[WRITTEN REQUEST]:
Pick out and copy every line below that has the word "this".

[Records from a collection of figures]:
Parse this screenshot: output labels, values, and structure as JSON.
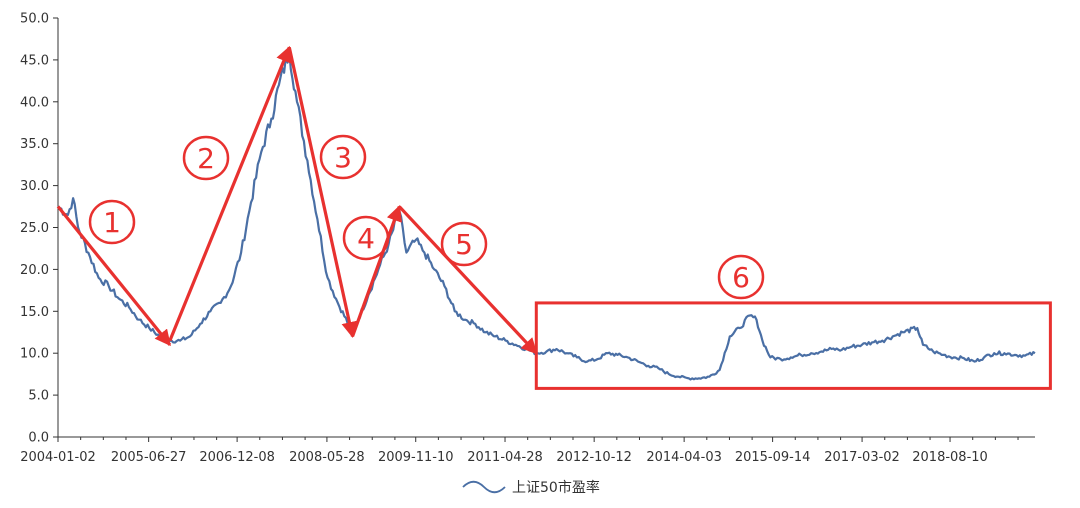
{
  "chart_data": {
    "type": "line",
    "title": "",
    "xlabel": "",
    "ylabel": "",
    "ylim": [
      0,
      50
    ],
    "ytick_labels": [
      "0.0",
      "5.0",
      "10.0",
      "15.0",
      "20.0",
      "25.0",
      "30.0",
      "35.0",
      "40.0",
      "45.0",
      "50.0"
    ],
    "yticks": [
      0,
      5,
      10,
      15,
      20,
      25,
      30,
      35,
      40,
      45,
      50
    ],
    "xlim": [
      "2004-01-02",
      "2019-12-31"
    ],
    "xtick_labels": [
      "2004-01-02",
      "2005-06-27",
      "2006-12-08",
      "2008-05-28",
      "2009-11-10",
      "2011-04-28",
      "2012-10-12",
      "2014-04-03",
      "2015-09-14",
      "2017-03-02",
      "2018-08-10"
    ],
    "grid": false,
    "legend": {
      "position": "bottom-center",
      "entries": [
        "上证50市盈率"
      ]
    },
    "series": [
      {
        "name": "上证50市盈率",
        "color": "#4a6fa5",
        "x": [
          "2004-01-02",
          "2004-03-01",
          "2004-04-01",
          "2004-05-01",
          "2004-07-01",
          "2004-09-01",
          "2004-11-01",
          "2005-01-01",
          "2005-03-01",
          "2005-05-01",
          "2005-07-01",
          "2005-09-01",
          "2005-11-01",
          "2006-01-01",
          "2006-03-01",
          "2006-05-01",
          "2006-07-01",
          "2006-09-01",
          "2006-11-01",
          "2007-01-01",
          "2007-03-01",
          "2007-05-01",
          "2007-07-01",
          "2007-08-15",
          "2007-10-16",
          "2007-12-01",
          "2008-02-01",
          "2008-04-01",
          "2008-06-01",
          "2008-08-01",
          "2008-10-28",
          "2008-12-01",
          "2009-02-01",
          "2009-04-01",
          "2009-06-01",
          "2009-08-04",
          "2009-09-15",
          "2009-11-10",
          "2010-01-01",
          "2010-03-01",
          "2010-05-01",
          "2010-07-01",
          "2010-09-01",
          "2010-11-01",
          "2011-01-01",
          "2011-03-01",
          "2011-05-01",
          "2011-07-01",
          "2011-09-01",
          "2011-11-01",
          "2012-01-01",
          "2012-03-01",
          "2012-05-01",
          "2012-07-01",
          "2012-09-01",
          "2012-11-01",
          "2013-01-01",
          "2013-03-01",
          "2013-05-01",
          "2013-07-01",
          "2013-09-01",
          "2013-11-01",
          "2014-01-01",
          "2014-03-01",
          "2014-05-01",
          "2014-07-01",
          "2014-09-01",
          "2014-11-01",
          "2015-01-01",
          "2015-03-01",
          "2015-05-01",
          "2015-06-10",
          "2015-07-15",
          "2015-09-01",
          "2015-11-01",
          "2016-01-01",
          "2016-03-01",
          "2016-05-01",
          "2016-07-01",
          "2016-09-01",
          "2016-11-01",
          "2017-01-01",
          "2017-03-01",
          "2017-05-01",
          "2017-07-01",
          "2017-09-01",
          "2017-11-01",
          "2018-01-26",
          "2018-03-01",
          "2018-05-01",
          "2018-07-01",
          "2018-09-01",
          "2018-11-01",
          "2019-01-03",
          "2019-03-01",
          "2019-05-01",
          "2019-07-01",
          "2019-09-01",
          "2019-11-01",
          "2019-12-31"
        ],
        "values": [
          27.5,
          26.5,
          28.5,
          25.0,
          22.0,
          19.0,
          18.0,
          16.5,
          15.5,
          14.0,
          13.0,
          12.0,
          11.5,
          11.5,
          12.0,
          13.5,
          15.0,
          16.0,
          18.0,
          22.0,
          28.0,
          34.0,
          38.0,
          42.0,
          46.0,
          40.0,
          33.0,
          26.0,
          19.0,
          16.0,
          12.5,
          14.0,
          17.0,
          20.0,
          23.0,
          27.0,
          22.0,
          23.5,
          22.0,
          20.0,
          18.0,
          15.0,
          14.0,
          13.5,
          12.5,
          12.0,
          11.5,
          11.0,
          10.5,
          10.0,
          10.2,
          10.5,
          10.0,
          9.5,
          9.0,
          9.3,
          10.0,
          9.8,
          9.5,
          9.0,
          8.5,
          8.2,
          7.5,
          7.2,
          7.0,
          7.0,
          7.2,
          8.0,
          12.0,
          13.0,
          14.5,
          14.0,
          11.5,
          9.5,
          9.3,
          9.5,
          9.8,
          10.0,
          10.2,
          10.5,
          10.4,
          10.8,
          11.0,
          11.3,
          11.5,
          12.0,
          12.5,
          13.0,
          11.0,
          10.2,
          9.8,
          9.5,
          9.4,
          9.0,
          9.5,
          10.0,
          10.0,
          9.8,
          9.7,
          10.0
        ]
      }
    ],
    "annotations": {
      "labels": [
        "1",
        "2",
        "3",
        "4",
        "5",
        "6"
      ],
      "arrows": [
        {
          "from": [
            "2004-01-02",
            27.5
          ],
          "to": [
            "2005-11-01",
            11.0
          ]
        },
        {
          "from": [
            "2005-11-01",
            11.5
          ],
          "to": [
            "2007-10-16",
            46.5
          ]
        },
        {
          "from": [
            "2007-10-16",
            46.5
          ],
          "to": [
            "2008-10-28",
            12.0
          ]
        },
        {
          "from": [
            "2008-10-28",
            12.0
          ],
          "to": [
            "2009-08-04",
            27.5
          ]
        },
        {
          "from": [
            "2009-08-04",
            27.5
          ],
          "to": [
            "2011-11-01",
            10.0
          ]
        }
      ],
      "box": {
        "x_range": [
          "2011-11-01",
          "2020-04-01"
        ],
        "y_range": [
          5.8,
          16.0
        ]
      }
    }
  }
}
---
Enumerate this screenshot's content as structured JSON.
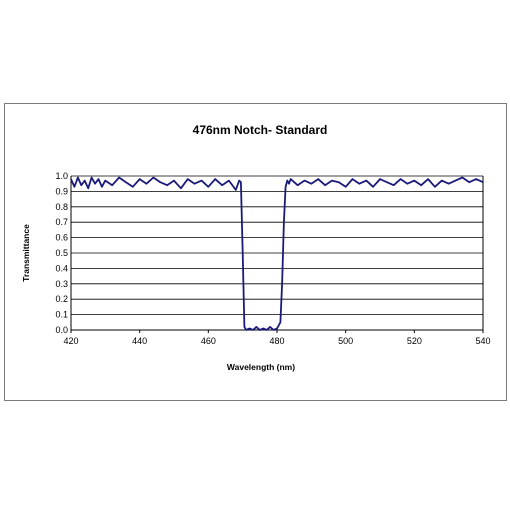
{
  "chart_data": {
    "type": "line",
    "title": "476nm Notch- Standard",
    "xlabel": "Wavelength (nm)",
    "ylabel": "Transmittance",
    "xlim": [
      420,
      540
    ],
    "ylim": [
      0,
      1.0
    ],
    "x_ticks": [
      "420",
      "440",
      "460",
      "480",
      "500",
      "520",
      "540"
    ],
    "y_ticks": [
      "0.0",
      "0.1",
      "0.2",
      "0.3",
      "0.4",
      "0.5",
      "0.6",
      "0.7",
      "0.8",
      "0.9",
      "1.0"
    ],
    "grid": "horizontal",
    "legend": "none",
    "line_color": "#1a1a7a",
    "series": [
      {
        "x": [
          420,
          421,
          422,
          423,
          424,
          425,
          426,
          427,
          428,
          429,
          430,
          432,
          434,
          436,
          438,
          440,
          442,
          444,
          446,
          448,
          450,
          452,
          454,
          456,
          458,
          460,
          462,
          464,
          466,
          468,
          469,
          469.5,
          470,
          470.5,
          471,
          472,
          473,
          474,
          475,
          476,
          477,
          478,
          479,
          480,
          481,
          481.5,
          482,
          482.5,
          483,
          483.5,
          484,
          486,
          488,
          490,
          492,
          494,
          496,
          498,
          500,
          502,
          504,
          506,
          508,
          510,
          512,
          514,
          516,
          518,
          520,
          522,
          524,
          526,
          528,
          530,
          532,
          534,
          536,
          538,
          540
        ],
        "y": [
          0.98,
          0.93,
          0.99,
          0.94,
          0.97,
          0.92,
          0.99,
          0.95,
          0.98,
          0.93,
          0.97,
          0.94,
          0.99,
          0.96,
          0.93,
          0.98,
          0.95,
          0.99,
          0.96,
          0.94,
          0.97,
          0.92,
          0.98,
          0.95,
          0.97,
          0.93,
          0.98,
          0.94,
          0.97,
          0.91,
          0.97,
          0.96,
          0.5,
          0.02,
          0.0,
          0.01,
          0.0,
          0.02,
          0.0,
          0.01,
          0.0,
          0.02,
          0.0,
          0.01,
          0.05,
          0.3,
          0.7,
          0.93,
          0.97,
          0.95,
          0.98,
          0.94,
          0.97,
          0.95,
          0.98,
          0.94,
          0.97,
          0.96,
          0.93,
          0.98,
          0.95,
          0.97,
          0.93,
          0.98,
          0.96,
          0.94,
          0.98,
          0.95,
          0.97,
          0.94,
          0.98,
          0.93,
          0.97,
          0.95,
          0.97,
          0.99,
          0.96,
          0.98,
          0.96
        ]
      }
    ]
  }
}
==
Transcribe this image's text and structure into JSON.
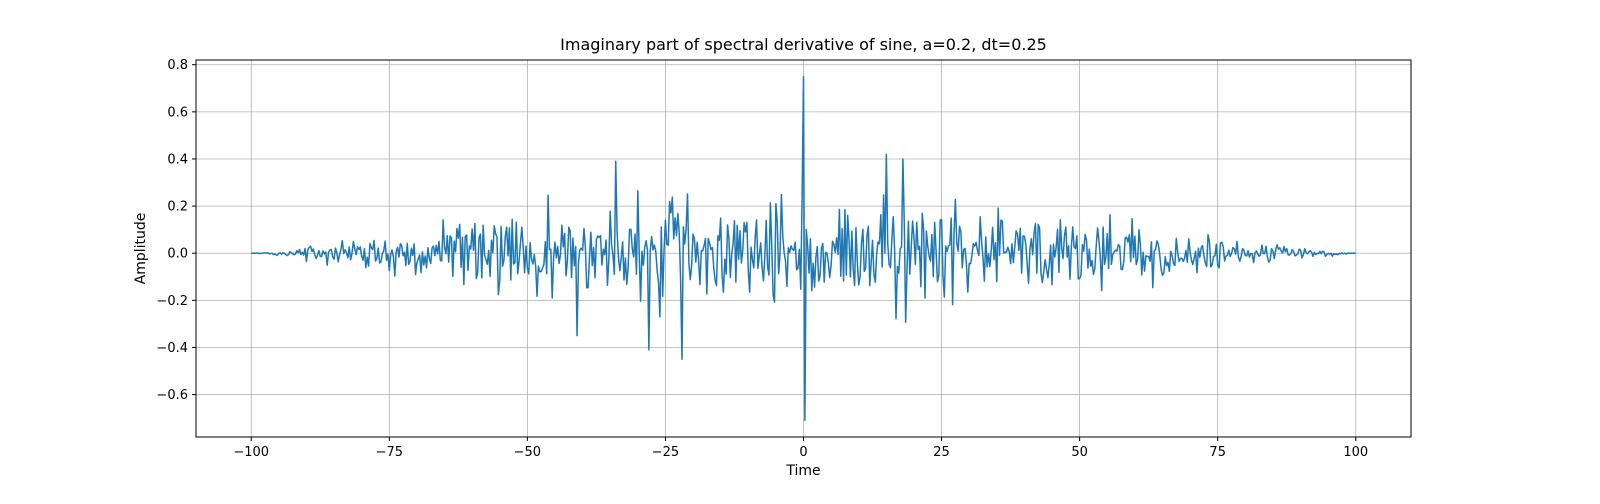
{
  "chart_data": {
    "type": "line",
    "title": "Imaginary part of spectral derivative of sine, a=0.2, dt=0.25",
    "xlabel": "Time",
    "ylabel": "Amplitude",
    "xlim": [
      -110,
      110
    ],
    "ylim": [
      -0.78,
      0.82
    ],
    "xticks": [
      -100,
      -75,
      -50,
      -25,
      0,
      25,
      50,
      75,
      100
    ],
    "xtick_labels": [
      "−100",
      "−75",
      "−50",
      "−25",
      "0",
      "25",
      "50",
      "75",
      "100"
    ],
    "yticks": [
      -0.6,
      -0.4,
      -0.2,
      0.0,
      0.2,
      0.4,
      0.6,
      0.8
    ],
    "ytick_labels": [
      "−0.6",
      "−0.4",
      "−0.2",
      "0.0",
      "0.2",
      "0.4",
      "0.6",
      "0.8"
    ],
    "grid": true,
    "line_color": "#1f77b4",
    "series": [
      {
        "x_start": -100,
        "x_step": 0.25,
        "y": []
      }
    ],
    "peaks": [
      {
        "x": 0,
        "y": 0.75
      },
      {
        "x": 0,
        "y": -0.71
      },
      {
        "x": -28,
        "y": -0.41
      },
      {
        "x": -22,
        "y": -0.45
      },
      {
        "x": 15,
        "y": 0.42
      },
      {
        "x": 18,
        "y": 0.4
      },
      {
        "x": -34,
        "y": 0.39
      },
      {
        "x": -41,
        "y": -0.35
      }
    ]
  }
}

[WRITTEN ANSWER]:
Parse this screenshot: output labels, values, and structure as JSON.
Enumerate this screenshot's content as structured JSON.
Transcribe this image's text and structure into JSON.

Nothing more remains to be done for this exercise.